▸ **Task**
Filter the listing below, copying every line in which the word "mayor" appears.

▸ **Listing**
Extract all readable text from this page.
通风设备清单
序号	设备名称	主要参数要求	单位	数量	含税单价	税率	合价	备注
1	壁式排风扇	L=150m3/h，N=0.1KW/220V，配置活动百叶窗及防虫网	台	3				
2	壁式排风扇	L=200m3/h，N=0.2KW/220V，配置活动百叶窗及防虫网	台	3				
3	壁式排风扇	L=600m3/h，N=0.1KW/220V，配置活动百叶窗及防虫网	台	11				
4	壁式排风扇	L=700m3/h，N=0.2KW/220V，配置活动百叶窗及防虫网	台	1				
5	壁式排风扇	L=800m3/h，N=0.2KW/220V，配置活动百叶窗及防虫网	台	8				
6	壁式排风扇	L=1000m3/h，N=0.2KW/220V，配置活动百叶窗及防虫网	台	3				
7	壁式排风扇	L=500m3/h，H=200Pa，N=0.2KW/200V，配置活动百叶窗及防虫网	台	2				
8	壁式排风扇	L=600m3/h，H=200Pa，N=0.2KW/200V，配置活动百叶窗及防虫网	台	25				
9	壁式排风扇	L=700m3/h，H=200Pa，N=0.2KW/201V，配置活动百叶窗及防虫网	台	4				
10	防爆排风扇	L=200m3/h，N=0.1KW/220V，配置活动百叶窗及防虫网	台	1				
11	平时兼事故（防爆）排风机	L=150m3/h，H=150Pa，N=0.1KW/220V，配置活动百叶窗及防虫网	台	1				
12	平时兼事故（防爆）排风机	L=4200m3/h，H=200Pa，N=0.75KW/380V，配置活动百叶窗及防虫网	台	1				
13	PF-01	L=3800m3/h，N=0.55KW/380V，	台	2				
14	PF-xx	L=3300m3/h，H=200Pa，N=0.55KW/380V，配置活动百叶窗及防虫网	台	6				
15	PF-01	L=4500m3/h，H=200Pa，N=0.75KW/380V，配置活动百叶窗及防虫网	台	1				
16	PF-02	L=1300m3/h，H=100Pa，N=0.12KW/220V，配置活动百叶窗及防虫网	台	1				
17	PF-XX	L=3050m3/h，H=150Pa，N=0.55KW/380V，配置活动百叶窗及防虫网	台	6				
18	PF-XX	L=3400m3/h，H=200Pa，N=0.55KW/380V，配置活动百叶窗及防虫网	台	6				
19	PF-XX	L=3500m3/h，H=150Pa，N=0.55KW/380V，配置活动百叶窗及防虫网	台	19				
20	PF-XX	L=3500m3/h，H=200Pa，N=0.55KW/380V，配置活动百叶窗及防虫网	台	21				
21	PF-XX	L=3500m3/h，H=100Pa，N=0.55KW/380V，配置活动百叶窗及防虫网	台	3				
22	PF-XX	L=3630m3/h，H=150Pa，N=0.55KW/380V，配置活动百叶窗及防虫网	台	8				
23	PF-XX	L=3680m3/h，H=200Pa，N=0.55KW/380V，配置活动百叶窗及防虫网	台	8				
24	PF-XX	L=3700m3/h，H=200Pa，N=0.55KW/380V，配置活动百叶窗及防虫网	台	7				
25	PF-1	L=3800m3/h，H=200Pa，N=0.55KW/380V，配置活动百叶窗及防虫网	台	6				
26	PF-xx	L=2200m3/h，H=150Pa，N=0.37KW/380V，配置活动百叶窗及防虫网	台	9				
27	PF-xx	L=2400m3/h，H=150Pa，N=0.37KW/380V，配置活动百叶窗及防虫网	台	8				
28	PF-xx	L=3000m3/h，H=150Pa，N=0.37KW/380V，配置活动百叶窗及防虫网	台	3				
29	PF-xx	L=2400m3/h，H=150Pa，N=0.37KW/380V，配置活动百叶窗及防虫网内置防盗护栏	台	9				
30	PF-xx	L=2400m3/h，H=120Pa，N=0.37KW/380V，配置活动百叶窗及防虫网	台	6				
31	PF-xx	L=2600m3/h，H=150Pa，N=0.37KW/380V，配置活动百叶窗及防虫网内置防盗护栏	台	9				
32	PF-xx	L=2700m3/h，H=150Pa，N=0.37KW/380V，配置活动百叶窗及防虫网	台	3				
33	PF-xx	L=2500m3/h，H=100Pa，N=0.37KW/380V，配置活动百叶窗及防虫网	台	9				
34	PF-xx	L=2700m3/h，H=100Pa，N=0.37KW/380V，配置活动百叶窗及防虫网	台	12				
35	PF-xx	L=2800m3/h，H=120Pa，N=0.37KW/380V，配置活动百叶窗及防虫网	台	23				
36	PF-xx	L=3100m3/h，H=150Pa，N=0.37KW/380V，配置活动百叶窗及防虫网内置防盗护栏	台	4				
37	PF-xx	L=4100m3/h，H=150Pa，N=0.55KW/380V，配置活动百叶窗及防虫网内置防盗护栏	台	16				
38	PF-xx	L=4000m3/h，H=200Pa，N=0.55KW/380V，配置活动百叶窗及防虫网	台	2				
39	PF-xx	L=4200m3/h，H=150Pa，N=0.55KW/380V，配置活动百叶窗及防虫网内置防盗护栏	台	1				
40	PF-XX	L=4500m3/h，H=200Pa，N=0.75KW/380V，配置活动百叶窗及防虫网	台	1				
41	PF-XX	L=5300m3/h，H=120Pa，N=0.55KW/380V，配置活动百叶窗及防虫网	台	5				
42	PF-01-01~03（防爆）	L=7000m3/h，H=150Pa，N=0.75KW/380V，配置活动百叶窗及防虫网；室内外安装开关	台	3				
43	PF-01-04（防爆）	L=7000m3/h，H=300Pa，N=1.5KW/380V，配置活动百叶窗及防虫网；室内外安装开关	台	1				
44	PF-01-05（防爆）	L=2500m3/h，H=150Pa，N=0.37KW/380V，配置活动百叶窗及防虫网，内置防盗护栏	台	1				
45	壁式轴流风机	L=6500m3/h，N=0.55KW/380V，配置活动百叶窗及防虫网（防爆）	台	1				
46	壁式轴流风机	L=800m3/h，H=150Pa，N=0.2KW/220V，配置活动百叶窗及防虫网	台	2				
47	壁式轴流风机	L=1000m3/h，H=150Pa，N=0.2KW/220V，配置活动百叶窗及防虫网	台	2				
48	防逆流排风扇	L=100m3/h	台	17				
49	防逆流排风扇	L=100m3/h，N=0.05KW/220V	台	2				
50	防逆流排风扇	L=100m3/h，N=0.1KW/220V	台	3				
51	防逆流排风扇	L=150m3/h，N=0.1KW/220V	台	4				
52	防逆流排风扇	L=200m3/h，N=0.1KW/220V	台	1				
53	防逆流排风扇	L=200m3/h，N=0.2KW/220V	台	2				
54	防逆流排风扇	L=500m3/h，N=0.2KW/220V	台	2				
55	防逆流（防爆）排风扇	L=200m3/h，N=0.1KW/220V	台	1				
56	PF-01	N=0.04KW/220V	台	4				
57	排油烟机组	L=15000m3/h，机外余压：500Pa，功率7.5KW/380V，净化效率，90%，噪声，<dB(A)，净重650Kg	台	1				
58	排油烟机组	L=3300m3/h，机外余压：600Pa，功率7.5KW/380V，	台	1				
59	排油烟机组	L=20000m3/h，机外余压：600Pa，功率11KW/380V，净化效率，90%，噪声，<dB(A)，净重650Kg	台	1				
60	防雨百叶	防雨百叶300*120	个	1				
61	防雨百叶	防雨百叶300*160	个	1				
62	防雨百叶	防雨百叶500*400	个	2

==

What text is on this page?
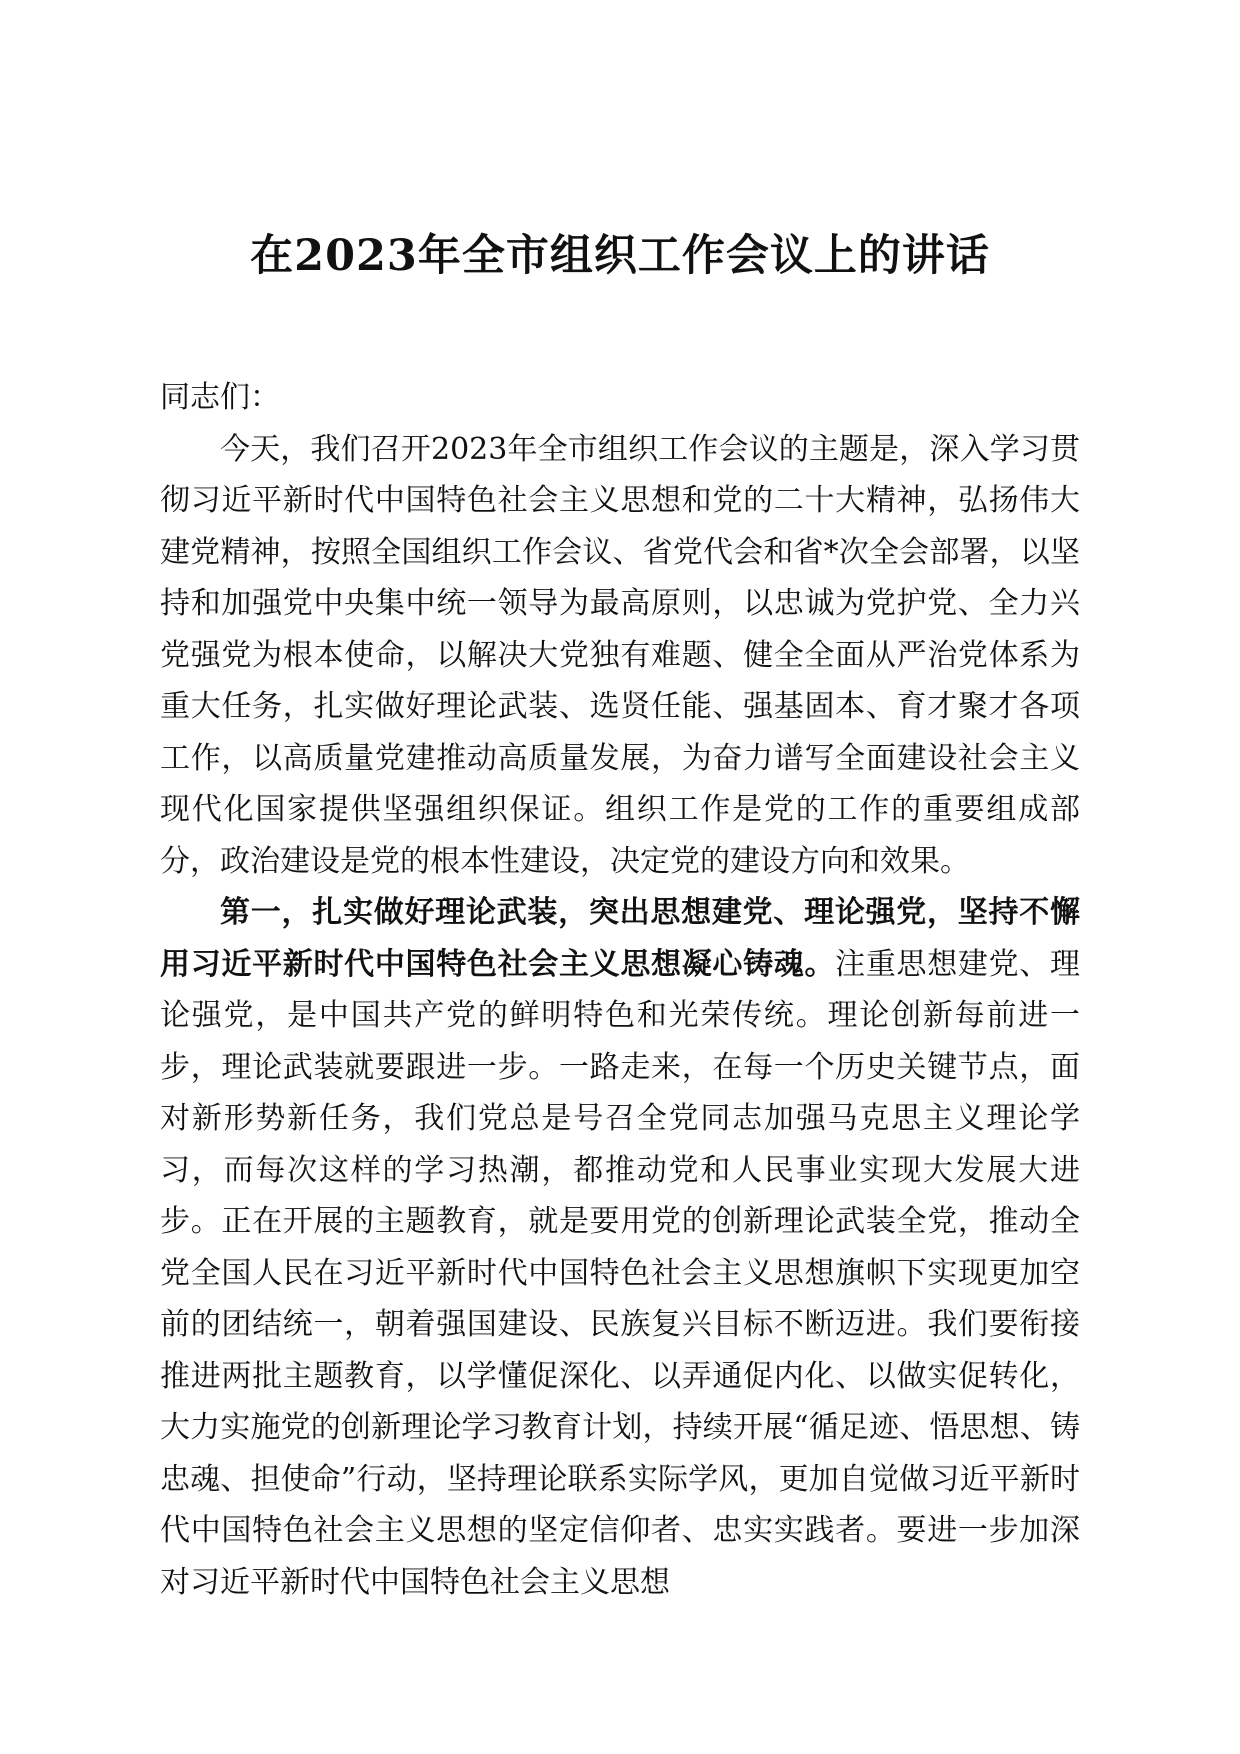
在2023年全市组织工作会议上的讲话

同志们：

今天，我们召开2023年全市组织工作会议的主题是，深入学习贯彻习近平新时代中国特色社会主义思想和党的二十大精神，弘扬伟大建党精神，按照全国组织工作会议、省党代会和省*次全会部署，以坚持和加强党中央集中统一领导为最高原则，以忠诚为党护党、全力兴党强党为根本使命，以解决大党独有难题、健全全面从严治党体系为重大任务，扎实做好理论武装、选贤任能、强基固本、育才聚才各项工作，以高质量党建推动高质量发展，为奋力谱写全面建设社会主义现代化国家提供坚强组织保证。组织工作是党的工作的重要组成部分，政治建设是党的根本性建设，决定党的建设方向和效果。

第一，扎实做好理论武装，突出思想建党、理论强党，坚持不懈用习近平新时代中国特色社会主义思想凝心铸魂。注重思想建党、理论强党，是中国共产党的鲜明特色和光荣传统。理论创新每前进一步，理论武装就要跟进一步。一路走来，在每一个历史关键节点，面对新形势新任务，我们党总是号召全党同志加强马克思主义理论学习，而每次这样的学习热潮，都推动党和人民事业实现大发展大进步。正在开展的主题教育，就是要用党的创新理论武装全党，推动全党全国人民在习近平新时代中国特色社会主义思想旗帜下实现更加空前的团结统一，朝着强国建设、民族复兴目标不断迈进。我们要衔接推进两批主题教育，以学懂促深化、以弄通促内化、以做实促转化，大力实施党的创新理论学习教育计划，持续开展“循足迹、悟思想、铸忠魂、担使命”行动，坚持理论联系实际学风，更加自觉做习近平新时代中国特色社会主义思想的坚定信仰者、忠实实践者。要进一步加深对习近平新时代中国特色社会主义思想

--

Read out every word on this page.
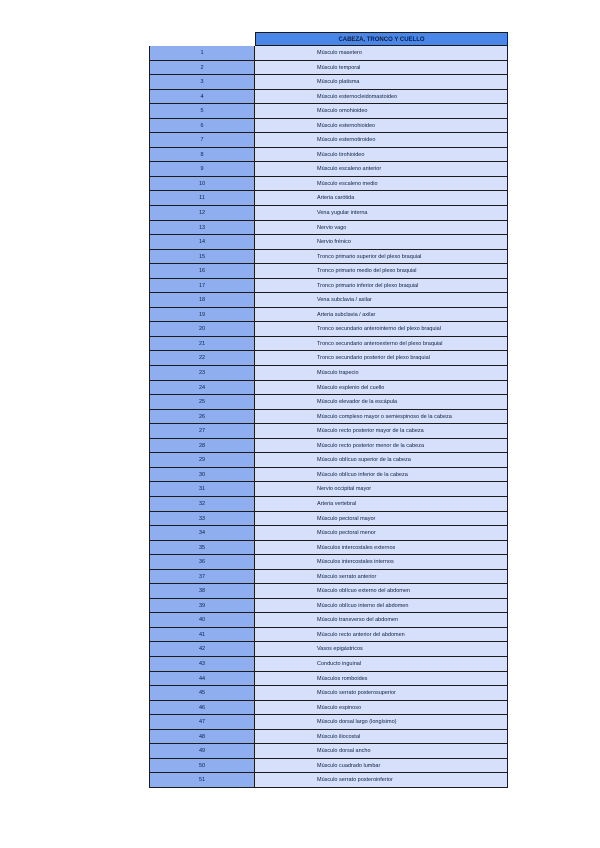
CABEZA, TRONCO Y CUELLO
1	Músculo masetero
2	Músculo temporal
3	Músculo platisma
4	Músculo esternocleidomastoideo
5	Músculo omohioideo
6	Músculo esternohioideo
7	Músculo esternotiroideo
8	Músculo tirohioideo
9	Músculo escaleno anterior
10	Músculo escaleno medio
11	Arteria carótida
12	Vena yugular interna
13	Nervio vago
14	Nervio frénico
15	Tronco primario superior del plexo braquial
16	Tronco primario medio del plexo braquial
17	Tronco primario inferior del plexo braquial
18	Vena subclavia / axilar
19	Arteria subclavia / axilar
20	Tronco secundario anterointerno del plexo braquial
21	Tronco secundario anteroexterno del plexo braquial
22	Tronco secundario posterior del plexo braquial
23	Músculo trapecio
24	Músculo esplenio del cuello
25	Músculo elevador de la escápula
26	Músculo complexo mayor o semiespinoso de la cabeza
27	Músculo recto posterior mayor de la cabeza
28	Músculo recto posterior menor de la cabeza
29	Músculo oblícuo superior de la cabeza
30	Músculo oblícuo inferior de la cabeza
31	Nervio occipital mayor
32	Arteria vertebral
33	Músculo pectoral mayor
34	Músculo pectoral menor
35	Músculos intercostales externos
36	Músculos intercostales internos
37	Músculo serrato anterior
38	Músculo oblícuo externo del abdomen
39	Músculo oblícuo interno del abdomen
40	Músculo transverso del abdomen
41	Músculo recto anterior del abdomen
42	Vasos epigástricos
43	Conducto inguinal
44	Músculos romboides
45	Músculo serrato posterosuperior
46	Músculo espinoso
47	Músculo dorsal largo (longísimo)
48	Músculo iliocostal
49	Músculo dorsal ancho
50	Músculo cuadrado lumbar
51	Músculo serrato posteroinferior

▸ **Answer below**
26	Músculo complexo mayor o semiespinoso de la cabeza
27	Músculo recto posterior mayor de la cabeza
31	Nervio occipital mayor
33	Músculo pectoral mayor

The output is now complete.